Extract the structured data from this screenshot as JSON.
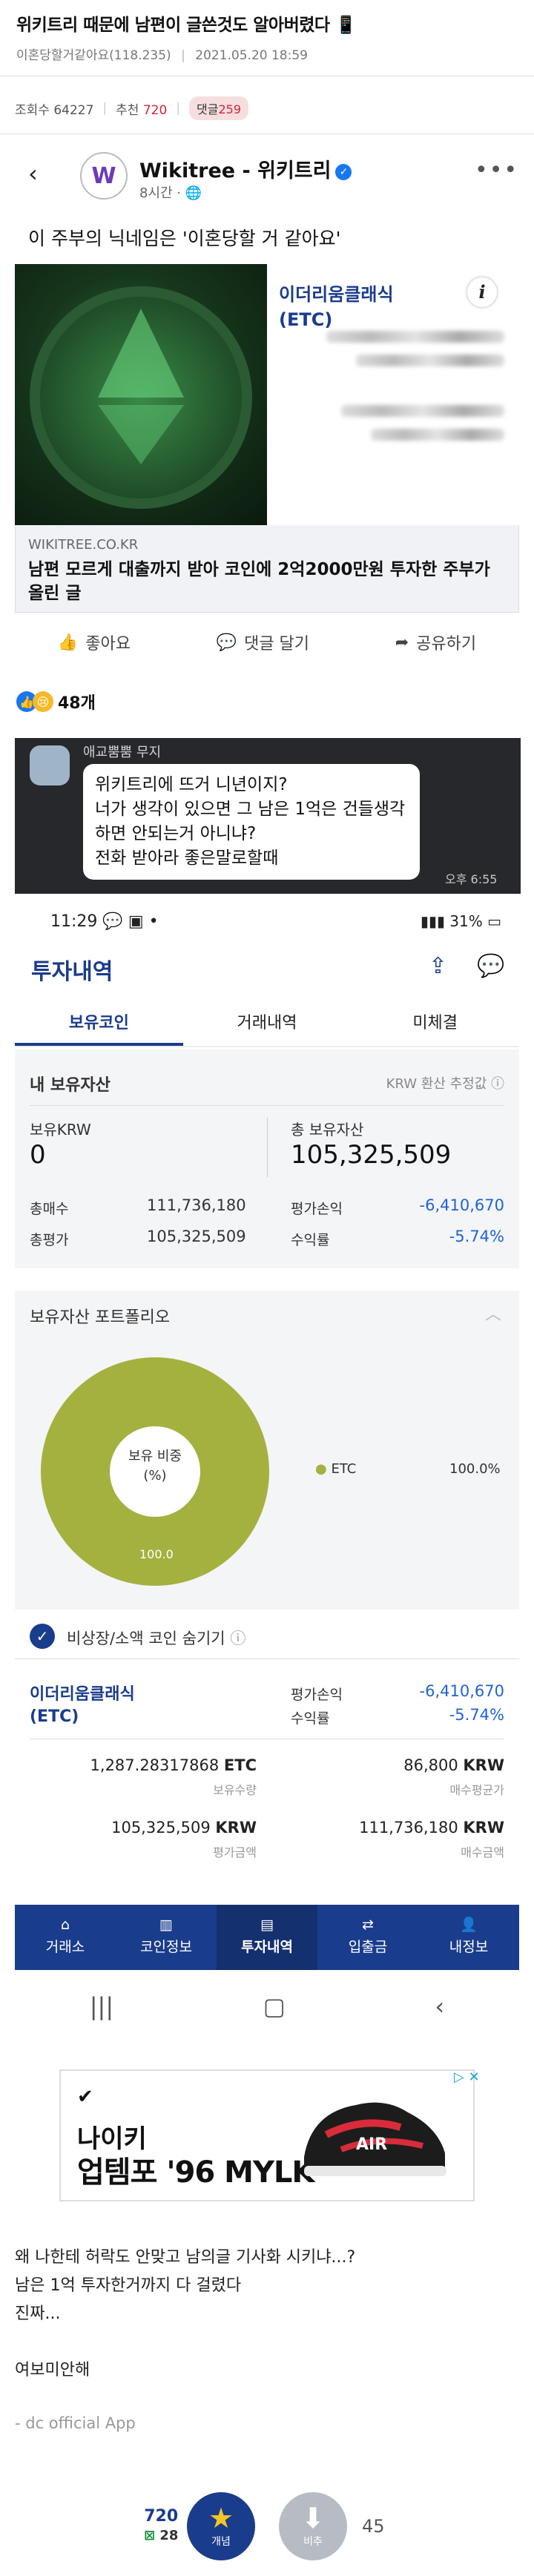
{
  "post": {
    "title": "위키트리 때문에 남편이 글쓴것도 알아버렸다 📱",
    "author": "이혼당할거같아요(118.235)",
    "date": "2021.05.20 18:59",
    "views_label": "조회수 64227",
    "recommend_label": "추천",
    "recommend_count": "720",
    "comment_badge_label": "댓글",
    "comment_badge_count": "259"
  },
  "fb": {
    "page_name": "Wikitree - 위키트리",
    "logo_letter": "W",
    "time": "8시간 · ",
    "text": "이 주부의 닉네임은 '이혼당할 거 같아요'",
    "card_coin_name": "이더리움클래식\n(ETC)",
    "card_domain": "WIKITREE.CO.KR",
    "card_headline": "남편 모르게 대출까지 받아 코인에 2억2000만원 투자한 주부가 올린 글",
    "like": "좋아요",
    "comment": "댓글 달기",
    "share": "공유하기",
    "reaction_count": "48개"
  },
  "chat": {
    "name": "애교뿜뿜 무지",
    "message": "위키트리에 뜨거 니년이지?\n너가 생각이 있으면 그 남은 1억은 건들생각 하면 안되는거 아니냐?\n전화 받아라 좋은말로할때",
    "time": "오후 6:55"
  },
  "phone": {
    "time": "11:29",
    "battery": "31%"
  },
  "app": {
    "title": "투자내역",
    "tabs": [
      "보유코인",
      "거래내역",
      "미체결"
    ],
    "my_assets_label": "내 보유자산",
    "krw_estimate_label": "KRW 환산 추정값",
    "krw_holding_label": "보유KRW",
    "krw_holding_value": "0",
    "total_assets_label": "총 보유자산",
    "total_assets_value": "105,325,509",
    "total_buy_label": "총매수",
    "total_buy_value": "111,736,180",
    "total_eval_label": "총평가",
    "total_eval_value": "105,325,509",
    "eval_pl_label": "평가손익",
    "eval_pl_value": "-6,410,670",
    "return_label": "수익률",
    "return_value": "-5.74%",
    "portfolio_label": "보유자산 포트폴리오",
    "pie_center_label": "보유 비중\n(%)",
    "pie_value_label": "100.0",
    "legend_name": "ETC",
    "legend_pct": "100.0%",
    "hide_label": "비상장/소액 코인 숨기기",
    "coin_name": "이더리움클래식\n(ETC)",
    "coin_pl_label": "평가손익",
    "coin_pl_value": "-6,410,670",
    "coin_return_label": "수익률",
    "coin_return_value": "-5.74%",
    "qty_value": "1,287.28317868",
    "qty_unit": "ETC",
    "qty_label": "보유수량",
    "avg_price_value": "86,800",
    "avg_price_unit": "KRW",
    "avg_price_label": "매수평균가",
    "eval_amount_value": "105,325,509",
    "eval_amount_unit": "KRW",
    "eval_amount_label": "평가금액",
    "buy_amount_value": "111,736,180",
    "buy_amount_unit": "KRW",
    "buy_amount_label": "매수금액",
    "nav": [
      "거래소",
      "코인정보",
      "투자내역",
      "입출금",
      "내정보"
    ],
    "colors": {
      "brand": "#1a3c8c",
      "pie": "#a4b13f",
      "negative": "#1f63d6"
    }
  },
  "ad": {
    "brand": "✔",
    "line1": "나이키",
    "line2": "업템포 '96 MYLK"
  },
  "body": {
    "lines": [
      "왜 나한테 허락도 안맞고 남의글 기사화 시키냐...?",
      "남은 1억 투자한거까지 다 걸렸다",
      "진짜...",
      "",
      "여보미안해"
    ],
    "signature": "- dc official App"
  },
  "vote": {
    "up_count": "720",
    "fixed_count": "28",
    "up_label": "개념",
    "down_label": "비추",
    "down_count": "45"
  }
}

________________________

JOB:
Please write out all the data again word for word, but not the pictures.

RESULT OF THIS TASK:
Extract the structured data from this screenshot as JSON.
{
  "post": {
    "title": "위키트리 때문에 남편이 글쓴것도 알아버렸다 📱",
    "author": "이혼당할거같아요(118.235)",
    "date": "2021.05.20 18:59",
    "views_label": "조회수 64227",
    "recommend_label": "추천",
    "recommend_count": "720",
    "comment_badge_label": "댓글",
    "comment_badge_count": "259"
  },
  "fb": {
    "page_name": "Wikitree - 위키트리",
    "logo_letter": "W",
    "time": "8시간 · ",
    "text": "이 주부의 닉네임은 '이혼당할 거 같아요'",
    "card_coin_name": "이더리움클래식\n(ETC)",
    "card_domain": "WIKITREE.CO.KR",
    "card_headline": "남편 모르게 대출까지 받아 코인에 2억2000만원 투자한 주부가 올린 글",
    "like": "좋아요",
    "comment": "댓글 달기",
    "share": "공유하기",
    "reaction_count": "48개"
  },
  "chat": {
    "name": "애교뿜뿜 무지",
    "message": "위키트리에 뜨거 니년이지?\n너가 생각이 있으면 그 남은 1억은 건들생각 하면 안되는거 아니냐?\n전화 받아라 좋은말로할때",
    "time": "오후 6:55"
  },
  "phone": {
    "time": "11:29",
    "battery": "31%"
  },
  "app": {
    "title": "투자내역",
    "tabs": [
      "보유코인",
      "거래내역",
      "미체결"
    ],
    "my_assets_label": "내 보유자산",
    "krw_estimate_label": "KRW 환산 추정값",
    "krw_holding_label": "보유KRW",
    "krw_holding_value": "0",
    "total_assets_label": "총 보유자산",
    "total_assets_value": "105,325,509",
    "total_buy_label": "총매수",
    "total_buy_value": "111,736,180",
    "total_eval_label": "총평가",
    "total_eval_value": "105,325,509",
    "eval_pl_label": "평가손익",
    "eval_pl_value": "-6,410,670",
    "return_label": "수익률",
    "return_value": "-5.74%",
    "portfolio_label": "보유자산 포트폴리오",
    "pie_center_label": "보유 비중\n(%)",
    "pie_value_label": "100.0",
    "legend_name": "ETC",
    "legend_pct": "100.0%",
    "hide_label": "비상장/소액 코인 숨기기",
    "coin_name": "이더리움클래식\n(ETC)",
    "coin_pl_label": "평가손익",
    "coin_pl_value": "-6,410,670",
    "coin_return_label": "수익률",
    "coin_return_value": "-5.74%",
    "qty_value": "1,287.28317868",
    "qty_unit": "ETC",
    "qty_label": "보유수량",
    "avg_price_value": "86,800",
    "avg_price_unit": "KRW",
    "avg_price_label": "매수평균가",
    "eval_amount_value": "105,325,509",
    "eval_amount_unit": "KRW",
    "eval_amount_label": "평가금액",
    "buy_amount_value": "111,736,180",
    "buy_amount_unit": "KRW",
    "buy_amount_label": "매수금액",
    "nav": [
      "거래소",
      "코인정보",
      "투자내역",
      "입출금",
      "내정보"
    ],
    "colors": {
      "brand": "#1a3c8c",
      "pie": "#a4b13f",
      "negative": "#1f63d6"
    }
  },
  "ad": {
    "brand": "✔",
    "line1": "나이키",
    "line2": "업템포 '96 MYLK"
  },
  "body": {
    "lines": [
      "왜 나한테 허락도 안맞고 남의글 기사화 시키냐...?",
      "남은 1억 투자한거까지 다 걸렸다",
      "진짜...",
      "",
      "여보미안해"
    ],
    "signature": "- dc official App"
  },
  "vote": {
    "up_count": "720",
    "fixed_count": "28",
    "up_label": "개념",
    "down_label": "비추",
    "down_count": "45"
  }
}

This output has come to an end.